▸ **Aim**:
Leave out the pictures and copy the remaining records exactly.

▸ **The data**:

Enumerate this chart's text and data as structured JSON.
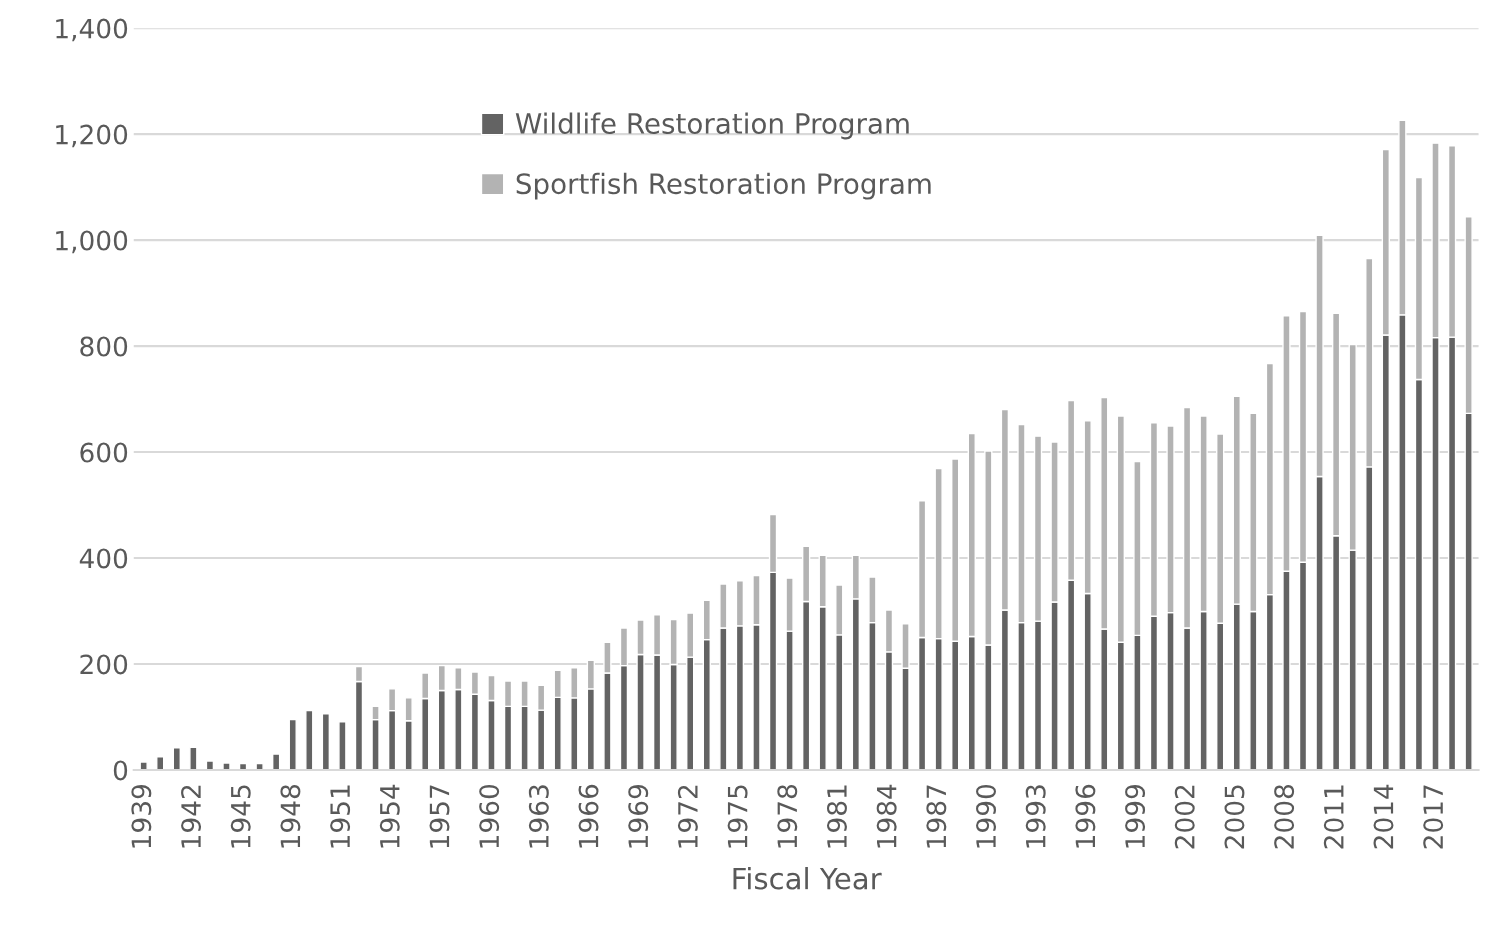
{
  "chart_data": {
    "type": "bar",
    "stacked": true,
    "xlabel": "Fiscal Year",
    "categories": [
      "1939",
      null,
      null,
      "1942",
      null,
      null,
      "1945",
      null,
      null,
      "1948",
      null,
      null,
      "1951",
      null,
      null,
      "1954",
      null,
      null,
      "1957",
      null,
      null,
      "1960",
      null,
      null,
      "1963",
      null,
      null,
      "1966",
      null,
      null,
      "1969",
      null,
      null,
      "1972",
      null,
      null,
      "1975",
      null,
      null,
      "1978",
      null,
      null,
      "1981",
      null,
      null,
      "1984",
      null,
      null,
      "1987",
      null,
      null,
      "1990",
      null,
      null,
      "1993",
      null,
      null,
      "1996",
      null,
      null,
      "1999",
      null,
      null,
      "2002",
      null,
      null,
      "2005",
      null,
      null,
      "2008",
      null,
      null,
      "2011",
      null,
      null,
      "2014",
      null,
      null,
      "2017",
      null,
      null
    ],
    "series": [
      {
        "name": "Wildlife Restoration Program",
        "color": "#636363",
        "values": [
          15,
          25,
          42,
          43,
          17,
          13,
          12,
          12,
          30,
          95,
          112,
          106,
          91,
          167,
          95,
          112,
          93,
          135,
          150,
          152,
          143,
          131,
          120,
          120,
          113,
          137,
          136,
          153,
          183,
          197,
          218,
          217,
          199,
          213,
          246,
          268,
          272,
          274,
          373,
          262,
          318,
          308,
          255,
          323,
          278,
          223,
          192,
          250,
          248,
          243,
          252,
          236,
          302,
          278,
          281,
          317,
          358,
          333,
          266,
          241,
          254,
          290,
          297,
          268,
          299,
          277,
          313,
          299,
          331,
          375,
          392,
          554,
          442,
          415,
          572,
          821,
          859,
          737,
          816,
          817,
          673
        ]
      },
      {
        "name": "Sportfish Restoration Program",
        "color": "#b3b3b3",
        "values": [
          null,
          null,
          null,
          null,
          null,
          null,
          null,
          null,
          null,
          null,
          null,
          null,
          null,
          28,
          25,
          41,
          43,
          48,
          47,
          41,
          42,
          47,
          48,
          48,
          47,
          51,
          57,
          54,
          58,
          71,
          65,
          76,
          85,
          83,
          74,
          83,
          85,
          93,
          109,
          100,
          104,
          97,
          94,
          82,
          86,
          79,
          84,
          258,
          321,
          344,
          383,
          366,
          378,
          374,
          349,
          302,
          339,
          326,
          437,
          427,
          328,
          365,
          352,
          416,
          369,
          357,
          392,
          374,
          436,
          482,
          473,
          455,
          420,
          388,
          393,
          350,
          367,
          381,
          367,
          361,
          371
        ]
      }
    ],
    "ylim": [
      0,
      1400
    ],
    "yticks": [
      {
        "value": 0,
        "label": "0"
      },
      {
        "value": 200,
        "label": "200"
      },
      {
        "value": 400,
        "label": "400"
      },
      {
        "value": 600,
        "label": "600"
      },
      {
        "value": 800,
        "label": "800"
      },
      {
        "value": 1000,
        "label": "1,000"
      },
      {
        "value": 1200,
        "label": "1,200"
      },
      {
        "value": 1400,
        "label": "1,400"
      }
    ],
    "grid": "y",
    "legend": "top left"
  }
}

▸ **Output for this task**:
Enumerate this chart's text and data as structured JSON.
{
  "chart_data": {
    "type": "bar",
    "stacked": true,
    "xlabel": "Fiscal Year",
    "categories": [
      "1939",
      null,
      null,
      "1942",
      null,
      null,
      "1945",
      null,
      null,
      "1948",
      null,
      null,
      "1951",
      null,
      null,
      "1954",
      null,
      null,
      "1957",
      null,
      null,
      "1960",
      null,
      null,
      "1963",
      null,
      null,
      "1966",
      null,
      null,
      "1969",
      null,
      null,
      "1972",
      null,
      null,
      "1975",
      null,
      null,
      "1978",
      null,
      null,
      "1981",
      null,
      null,
      "1984",
      null,
      null,
      "1987",
      null,
      null,
      "1990",
      null,
      null,
      "1993",
      null,
      null,
      "1996",
      null,
      null,
      "1999",
      null,
      null,
      "2002",
      null,
      null,
      "2005",
      null,
      null,
      "2008",
      null,
      null,
      "2011",
      null,
      null,
      "2014",
      null,
      null,
      "2017",
      null,
      null
    ],
    "series": [
      {
        "name": "Wildlife Restoration Program",
        "color": "#636363",
        "values": [
          15,
          25,
          42,
          43,
          17,
          13,
          12,
          12,
          30,
          95,
          112,
          106,
          91,
          167,
          95,
          112,
          93,
          135,
          150,
          152,
          143,
          131,
          120,
          120,
          113,
          137,
          136,
          153,
          183,
          197,
          218,
          217,
          199,
          213,
          246,
          268,
          272,
          274,
          373,
          262,
          318,
          308,
          255,
          323,
          278,
          223,
          192,
          250,
          248,
          243,
          252,
          236,
          302,
          278,
          281,
          317,
          358,
          333,
          266,
          241,
          254,
          290,
          297,
          268,
          299,
          277,
          313,
          299,
          331,
          375,
          392,
          554,
          442,
          415,
          572,
          821,
          859,
          737,
          816,
          817,
          673
        ]
      },
      {
        "name": "Sportfish Restoration Program",
        "color": "#b3b3b3",
        "values": [
          null,
          null,
          null,
          null,
          null,
          null,
          null,
          null,
          null,
          null,
          null,
          null,
          null,
          28,
          25,
          41,
          43,
          48,
          47,
          41,
          42,
          47,
          48,
          48,
          47,
          51,
          57,
          54,
          58,
          71,
          65,
          76,
          85,
          83,
          74,
          83,
          85,
          93,
          109,
          100,
          104,
          97,
          94,
          82,
          86,
          79,
          84,
          258,
          321,
          344,
          383,
          366,
          378,
          374,
          349,
          302,
          339,
          326,
          437,
          427,
          328,
          365,
          352,
          416,
          369,
          357,
          392,
          374,
          436,
          482,
          473,
          455,
          420,
          388,
          393,
          350,
          367,
          381,
          367,
          361,
          371
        ]
      }
    ],
    "ylim": [
      0,
      1400
    ],
    "yticks": [
      {
        "value": 0,
        "label": "0"
      },
      {
        "value": 200,
        "label": "200"
      },
      {
        "value": 400,
        "label": "400"
      },
      {
        "value": 600,
        "label": "600"
      },
      {
        "value": 800,
        "label": "800"
      },
      {
        "value": 1000,
        "label": "1,000"
      },
      {
        "value": 1200,
        "label": "1,200"
      },
      {
        "value": 1400,
        "label": "1,400"
      }
    ],
    "grid": "y",
    "legend": "top left"
  }
}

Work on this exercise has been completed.